(Data records)

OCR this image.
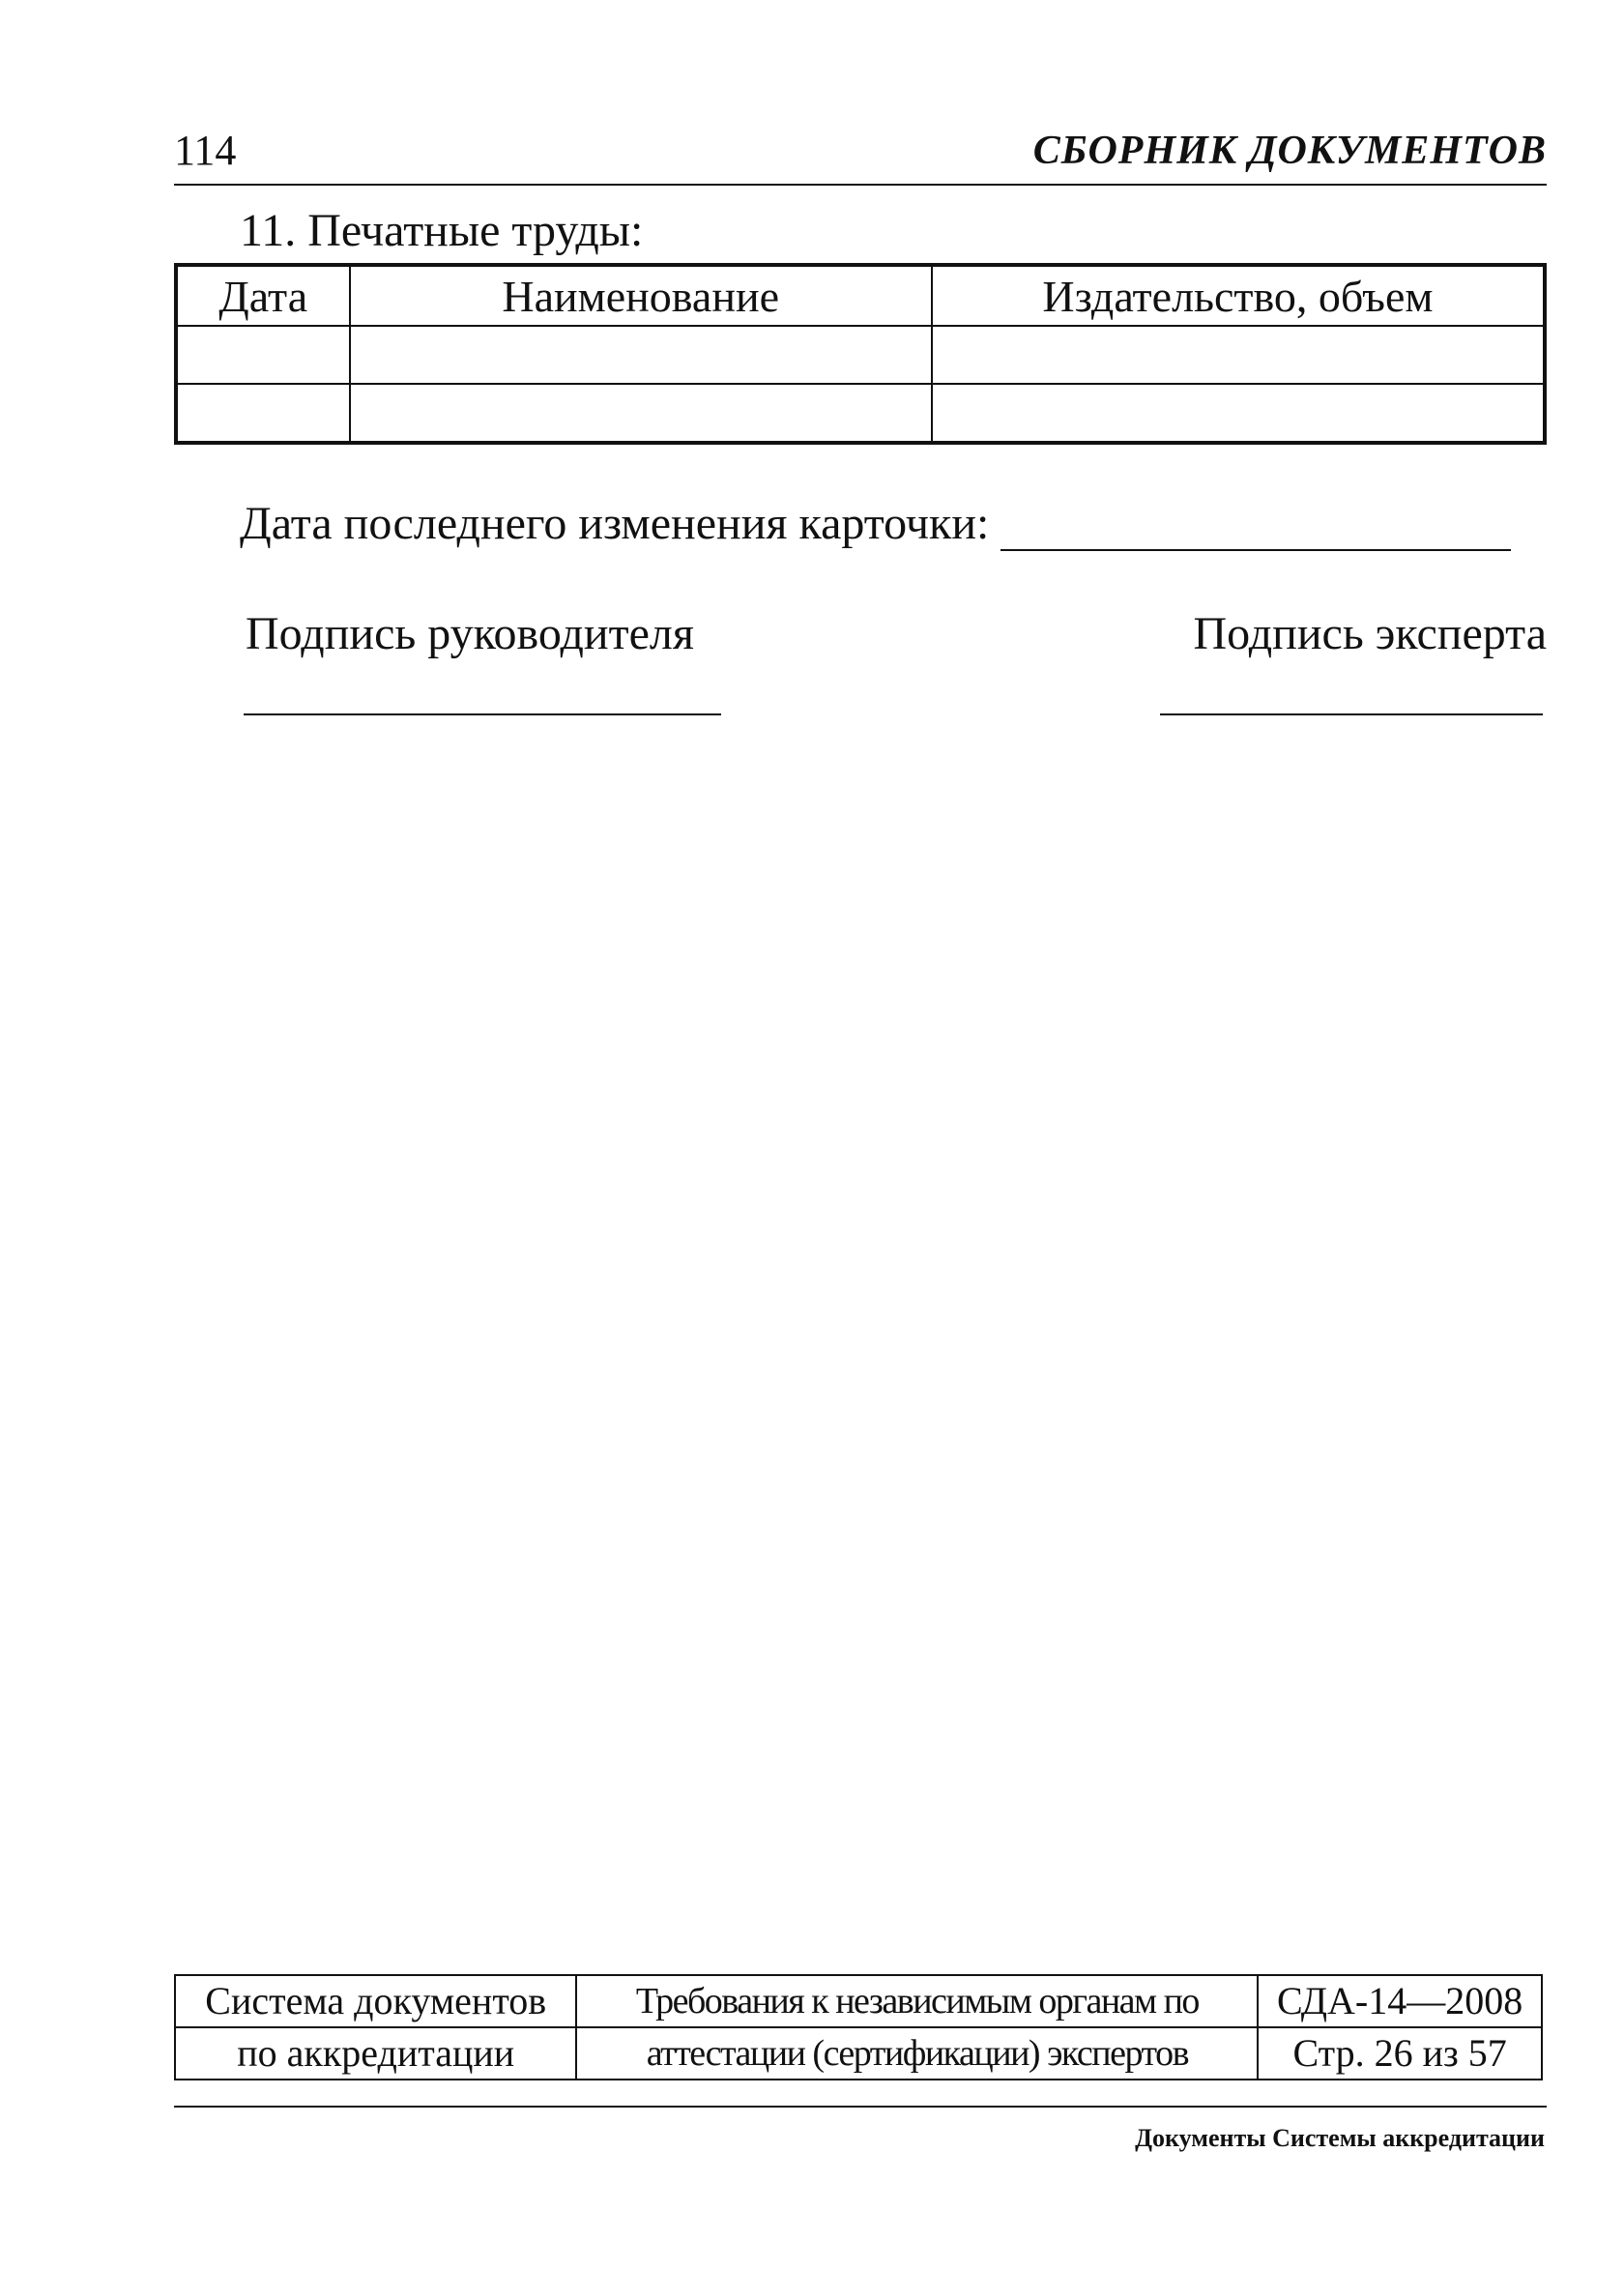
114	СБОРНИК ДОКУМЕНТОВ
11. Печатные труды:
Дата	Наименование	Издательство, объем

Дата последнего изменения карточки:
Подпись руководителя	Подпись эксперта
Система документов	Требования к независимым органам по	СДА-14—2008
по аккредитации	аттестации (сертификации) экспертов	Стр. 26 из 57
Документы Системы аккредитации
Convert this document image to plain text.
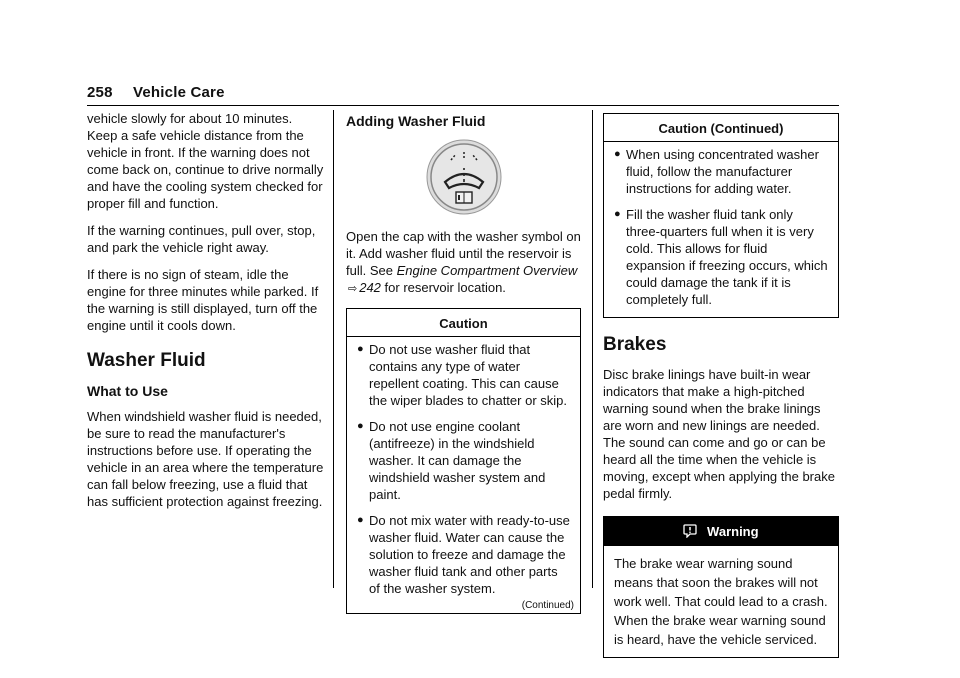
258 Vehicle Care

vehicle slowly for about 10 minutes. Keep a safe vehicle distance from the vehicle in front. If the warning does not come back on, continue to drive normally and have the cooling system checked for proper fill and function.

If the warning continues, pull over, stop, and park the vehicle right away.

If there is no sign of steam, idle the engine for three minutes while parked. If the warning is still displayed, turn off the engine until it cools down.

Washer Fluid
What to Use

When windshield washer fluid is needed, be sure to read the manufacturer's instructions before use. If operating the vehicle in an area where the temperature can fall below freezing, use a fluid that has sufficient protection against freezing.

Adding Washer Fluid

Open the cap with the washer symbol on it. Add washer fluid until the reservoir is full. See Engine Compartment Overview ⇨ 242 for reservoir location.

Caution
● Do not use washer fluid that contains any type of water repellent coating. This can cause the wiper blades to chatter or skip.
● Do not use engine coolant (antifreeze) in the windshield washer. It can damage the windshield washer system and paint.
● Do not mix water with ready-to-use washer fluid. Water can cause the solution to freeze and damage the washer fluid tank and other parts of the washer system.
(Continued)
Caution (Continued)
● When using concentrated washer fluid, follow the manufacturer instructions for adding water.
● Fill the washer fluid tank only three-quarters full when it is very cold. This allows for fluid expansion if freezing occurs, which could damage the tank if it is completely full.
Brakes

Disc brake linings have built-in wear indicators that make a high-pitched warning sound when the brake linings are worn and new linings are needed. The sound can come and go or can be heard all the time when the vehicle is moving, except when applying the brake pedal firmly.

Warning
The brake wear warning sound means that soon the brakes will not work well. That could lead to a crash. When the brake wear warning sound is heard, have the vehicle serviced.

Given task:
Transcribe all the records above word for word, without their images.

Expected answer:
OCR this image.
114	СБОРНИК ДОКУМЕНТОВ
11. Печатные труды:
Дата	Наименование	Издательство, объем

Дата последнего изменения карточки:
Подпись руководителя	Подпись эксперта
Система документов	Требования к независимым органам по	СДА-14—2008
по аккредитации	аттестации (сертификации) экспертов	Стр. 26 из 57
Документы Системы аккредитации
Convert this document image to plain text.
258 Vehicle Care

vehicle slowly for about 10 minutes. Keep a safe vehicle distance from the vehicle in front. If the warning does not come back on, continue to drive normally and have the cooling system checked for proper fill and function.

If the warning continues, pull over, stop, and park the vehicle right away.

If there is no sign of steam, idle the engine for three minutes while parked. If the warning is still displayed, turn off the engine until it cools down.

Washer Fluid
What to Use

When windshield washer fluid is needed, be sure to read the manufacturer's instructions before use. If operating the vehicle in an area where the temperature can fall below freezing, use a fluid that has sufficient protection against freezing.

Adding Washer Fluid

Open the cap with the washer symbol on it. Add washer fluid until the reservoir is full. See Engine Compartment Overview ⇨ 242 for reservoir location.

Caution
● Do not use washer fluid that contains any type of water repellent coating. This can cause the wiper blades to chatter or skip.
● Do not use engine coolant (antifreeze) in the windshield washer. It can damage the windshield washer system and paint.
● Do not mix water with ready-to-use washer fluid. Water can cause the solution to freeze and damage the washer fluid tank and other parts of the washer system.
(Continued)
Caution (Continued)
● When using concentrated washer fluid, follow the manufacturer instructions for adding water.
● Fill the washer fluid tank only three-quarters full when it is very cold. This allows for fluid expansion if freezing occurs, which could damage the tank if it is completely full.
Brakes

Disc brake linings have built-in wear indicators that make a high-pitched warning sound when the brake linings are worn and new linings are needed. The sound can come and go or can be heard all the time when the vehicle is moving, except when applying the brake pedal firmly.

Warning
The brake wear warning sound means that soon the brakes will not work well. That could lead to a crash. When the brake wear warning sound is heard, have the vehicle serviced.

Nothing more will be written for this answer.